-------- Records for this task

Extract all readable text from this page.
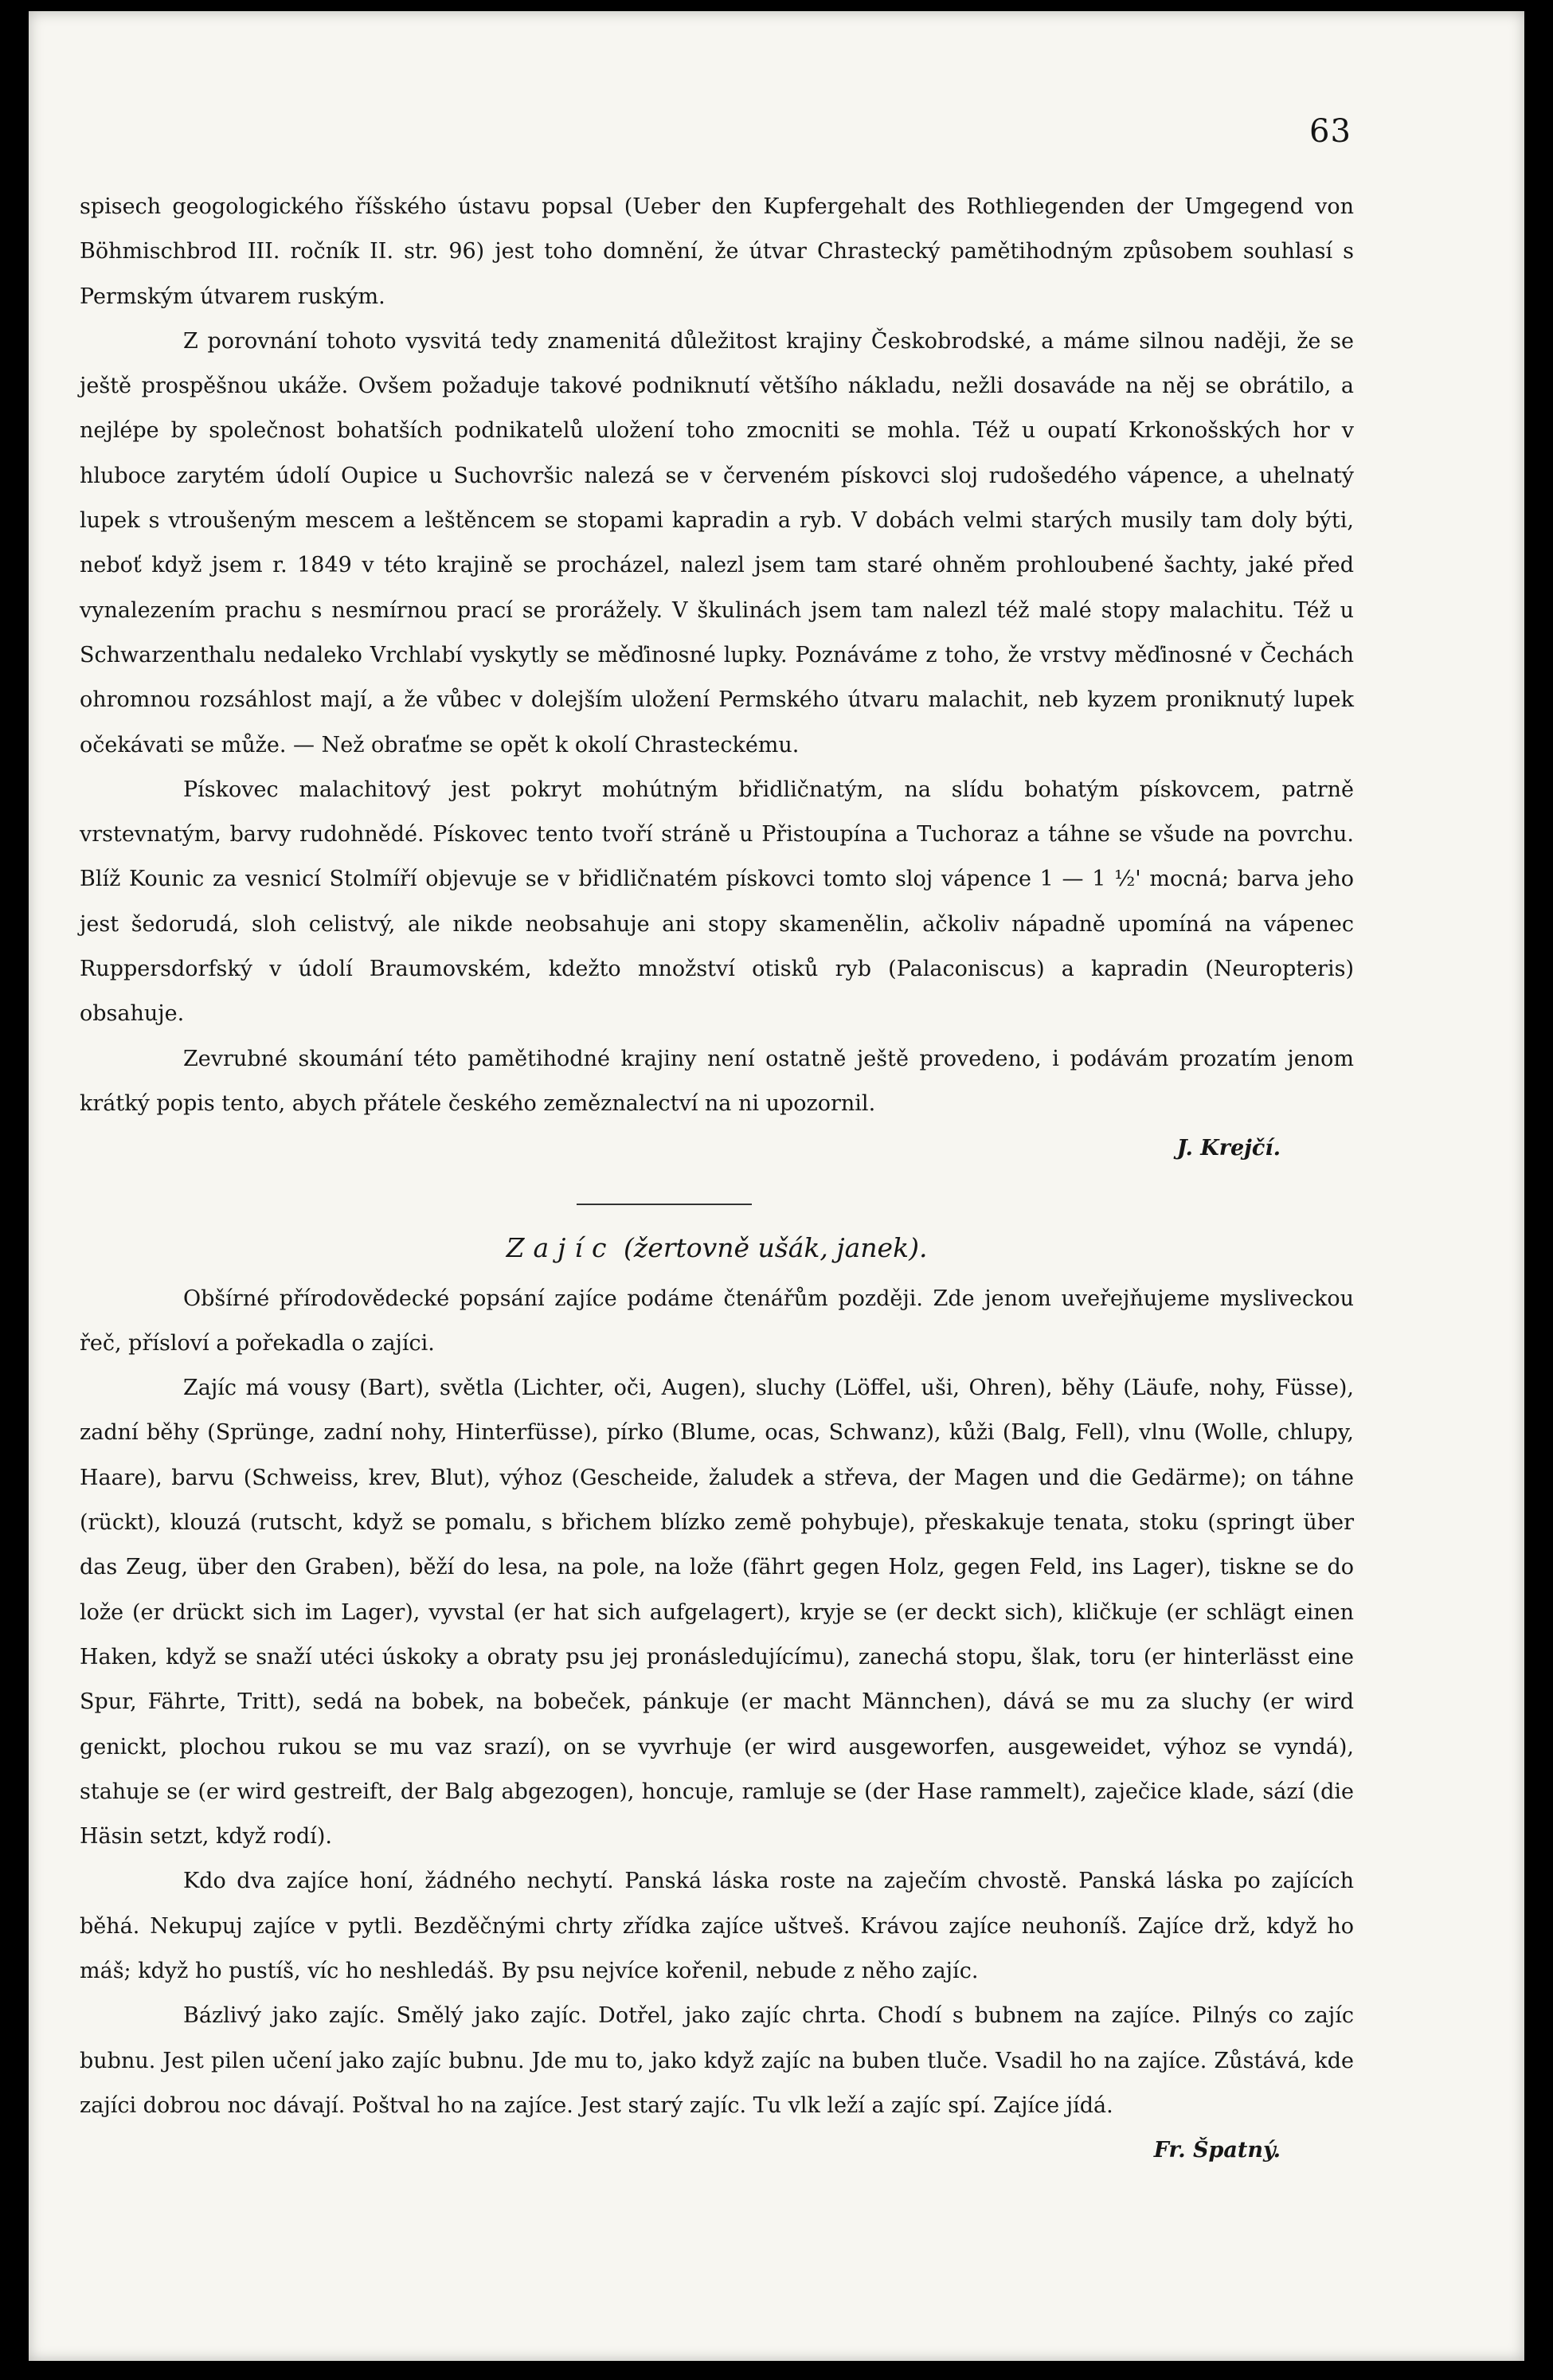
63

spisech geogologického říšského ústavu popsal (Ueber den Kupfergehalt des Rothliegenden der Umgegend von Böhmischbrod III. ročník II. str. 96) jest toho domnění, že útvar Chrastecký pamětihodným způsobem souhlasí s Permským útvarem ruským.

Z porovnání tohoto vysvitá tedy znamenitá důležitost krajiny Českobrodské, a máme silnou naději, že se ještě prospěšnou ukáže. Ovšem požaduje takové podniknutí většího nákladu, nežli dosaváde na něj se obrátilo, a nejlépe by společnost bohatších podnikatelů uložení toho zmocniti se mohla. Též u oupatí Krkonošských hor v hluboce zarytém údolí Oupice u Suchovršic nalezá se v červeném pískovci sloj rudošedého vápence, a uhelnatý lupek s vtroušeným mescem a leštěncem se stopami kapradin a ryb. V dobách velmi starých musily tam doly býti, neboť když jsem r. 1849 v této krajině se procházel, nalezl jsem tam staré ohněm prohloubené šachty, jaké před vynalezením prachu s nesmírnou prací se prorážely. V škulinách jsem tam nalezl též malé stopy malachitu. Též u Schwarzenthalu nedaleko Vrchlabí vyskytly se měďinosné lupky. Poznáváme z toho, že vrstvy měďinosné v Čechách ohromnou rozsáhlost mají, a že vůbec v dolejším uložení Permského útvaru malachit, neb kyzem proniknutý lupek očekávati se může. — Než obraťme se opět k okolí Chrasteckému.

Pískovec malachitový jest pokryt mohútným břidličnatým, na slídu bohatým pískovcem, patrně vrstevnatým, barvy rudohnědé. Pískovec tento tvoří stráně u Přistoupína a Tuchoraz a táhne se všude na povrchu. Blíž Kounic za vesnicí Stolmíří objevuje se v břidličnatém pískovci tomto sloj vápence 1 — 1 ½' mocná; barva jeho jest šedorudá, sloh celistvý, ale nikde neobsahuje ani stopy skamenělin, ačkoliv nápadně upomíná na vápenec Ruppersdorfský v údolí Braumovském, kdežto množství otisků ryb (Palaconiscus) a kapradin (Neuropteris) obsahuje.

Zevrubné skoumání této pamětihodné krajiny není ostatně ještě provedeno, i podávám prozatím jenom krátký popis tento, abych přátele českého zeměznalectví na ni upozornil.

J. Krejčí.

Zajíc (žertovně ušák, janek).

Obšírné přírodovědecké popsání zajíce podáme čtenářům později. Zde jenom uveřejňujeme mysliveckou řeč, přísloví a pořekadla o zajíci.

Zajíc má vousy (Bart), světla (Lichter, oči, Augen), sluchy (Löffel, uši, Ohren), běhy (Läufe, nohy, Füsse), zadní běhy (Sprünge, zadní nohy, Hinterfüsse), pírko (Blume, ocas, Schwanz), kůži (Balg, Fell), vlnu (Wolle, chlupy, Haare), barvu (Schweiss, krev, Blut), výhoz (Gescheide, žaludek a střeva, der Magen und die Gedärme); on táhne (rückt), klouzá (rutscht, když se pomalu, s břichem blízko země pohybuje), přeskakuje tenata, stoku (springt über das Zeug, über den Graben), běží do lesa, na pole, na lože (fährt gegen Holz, gegen Feld, ins Lager), tiskne se do lože (er drückt sich im Lager), vyvstal (er hat sich aufgelagert), kryje se (er deckt sich), kličkuje (er schlägt einen Haken, když se snaží utéci úskoky a obraty psu jej pronásledujícímu), zanechá stopu, šlak, toru (er hinterlässt eine Spur, Fährte, Tritt), sedá na bobek, na bobeček, pánkuje (er macht Männchen), dává se mu za sluchy (er wird genickt, plochou rukou se mu vaz srazí), on se vyvrhuje (er wird ausgeworfen, ausgeweidet, výhoz se vyndá), stahuje se (er wird gestreift, der Balg abgezogen), honcuje, ramluje se (der Hase rammelt), zaječice klade, sází (die Häsin setzt, když rodí).

Kdo dva zajíce honí, žádného nechytí. Panská láska roste na zaječím chvostě. Panská láska po zajících běhá. Nekupuj zajíce v pytli. Bezděčnými chrty zřídka zajíce uštveš. Krávou zajíce neuhoníš. Zajíce drž, když ho máš; když ho pustíš, víc ho neshledáš. By psu nejvíce kořenil, nebude z něho zajíc.

Bázlivý jako zajíc. Smělý jako zajíc. Dotřel, jako zajíc chrta. Chodí s bubnem na zajíce. Pilnýs co zajíc bubnu. Jest pilen učení jako zajíc bubnu. Jde mu to, jako když zajíc na buben tluče. Vsadil ho na zajíce. Zůstává, kde zajíci dobrou noc dávají. Poštval ho na zajíce. Jest starý zajíc. Tu vlk leží a zajíc spí. Zajíce jídá.

Fr. Špatný.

----------------

**Given instruction**: Each record above is to be restated exactly, with its pictures removed from the copy.

**Solution to this exercise**:
Extract all readable text from this page.
63

spisech geogologického říšského ústavu popsal (Ueber den Kupfergehalt des Rothliegenden der Umgegend von Böhmischbrod III. ročník II. str. 96) jest toho domnění, že útvar Chrastecký pamětihodným způsobem souhlasí s Permským útvarem ruským.

Z porovnání tohoto vysvitá tedy znamenitá důležitost krajiny Českobrodské, a máme silnou naději, že se ještě prospěšnou ukáže. Ovšem požaduje takové podniknutí většího nákladu, nežli dosaváde na něj se obrátilo, a nejlépe by společnost bohatších podnikatelů uložení toho zmocniti se mohla. Též u oupatí Krkonošských hor v hluboce zarytém údolí Oupice u Suchovršic nalezá se v červeném pískovci sloj rudošedého vápence, a uhelnatý lupek s vtroušeným mescem a leštěncem se stopami kapradin a ryb. V dobách velmi starých musily tam doly býti, neboť když jsem r. 1849 v této krajině se procházel, nalezl jsem tam staré ohněm prohloubené šachty, jaké před vynalezením prachu s nesmírnou prací se prorážely. V škulinách jsem tam nalezl též malé stopy malachitu. Též u Schwarzenthalu nedaleko Vrchlabí vyskytly se měďinosné lupky. Poznáváme z toho, že vrstvy měďinosné v Čechách ohromnou rozsáhlost mají, a že vůbec v dolejším uložení Permského útvaru malachit, neb kyzem proniknutý lupek očekávati se může. — Než obraťme se opět k okolí Chrasteckému.

Pískovec malachitový jest pokryt mohútným břidličnatým, na slídu bohatým pískovcem, patrně vrstevnatým, barvy rudohnědé. Pískovec tento tvoří stráně u Přistoupína a Tuchoraz a táhne se všude na povrchu. Blíž Kounic za vesnicí Stolmíří objevuje se v břidličnatém pískovci tomto sloj vápence 1 — 1 ½' mocná; barva jeho jest šedorudá, sloh celistvý, ale nikde neobsahuje ani stopy skamenělin, ačkoliv nápadně upomíná na vápenec Ruppersdorfský v údolí Braumovském, kdežto množství otisků ryb (Palaconiscus) a kapradin (Neuropteris) obsahuje.

Zevrubné skoumání této pamětihodné krajiny není ostatně ještě provedeno, i podávám prozatím jenom krátký popis tento, abych přátele českého zeměznalectví na ni upozornil.

J. Krejčí.

Zajíc (žertovně ušák, janek).

Obšírné přírodovědecké popsání zajíce podáme čtenářům později. Zde jenom uveřejňujeme mysliveckou řeč, přísloví a pořekadla o zajíci.

Zajíc má vousy (Bart), světla (Lichter, oči, Augen), sluchy (Löffel, uši, Ohren), běhy (Läufe, nohy, Füsse), zadní běhy (Sprünge, zadní nohy, Hinterfüsse), pírko (Blume, ocas, Schwanz), kůži (Balg, Fell), vlnu (Wolle, chlupy, Haare), barvu (Schweiss, krev, Blut), výhoz (Gescheide, žaludek a střeva, der Magen und die Gedärme); on táhne (rückt), klouzá (rutscht, když se pomalu, s břichem blízko země pohybuje), přeskakuje tenata, stoku (springt über das Zeug, über den Graben), běží do lesa, na pole, na lože (fährt gegen Holz, gegen Feld, ins Lager), tiskne se do lože (er drückt sich im Lager), vyvstal (er hat sich aufgelagert), kryje se (er deckt sich), kličkuje (er schlägt einen Haken, když se snaží utéci úskoky a obraty psu jej pronásledujícímu), zanechá stopu, šlak, toru (er hinterlässt eine Spur, Fährte, Tritt), sedá na bobek, na bobeček, pánkuje (er macht Männchen), dává se mu za sluchy (er wird genickt, plochou rukou se mu vaz srazí), on se vyvrhuje (er wird ausgeworfen, ausgeweidet, výhoz se vyndá), stahuje se (er wird gestreift, der Balg abgezogen), honcuje, ramluje se (der Hase rammelt), zaječice klade, sází (die Häsin setzt, když rodí).

Kdo dva zajíce honí, žádného nechytí. Panská láska roste na zaječím chvostě. Panská láska po zajících běhá. Nekupuj zajíce v pytli. Bezděčnými chrty zřídka zajíce uštveš. Krávou zajíce neuhoníš. Zajíce drž, když ho máš; když ho pustíš, víc ho neshledáš. By psu nejvíce kořenil, nebude z něho zajíc.

Bázlivý jako zajíc. Smělý jako zajíc. Dotřel, jako zajíc chrta. Chodí s bubnem na zajíce. Pilnýs co zajíc bubnu. Jest pilen učení jako zajíc bubnu. Jde mu to, jako když zajíc na buben tluče. Vsadil ho na zajíce. Zůstává, kde zajíci dobrou noc dávají. Poštval ho na zajíce. Jest starý zajíc. Tu vlk leží a zajíc spí. Zajíce jídá.

Fr. Špatný.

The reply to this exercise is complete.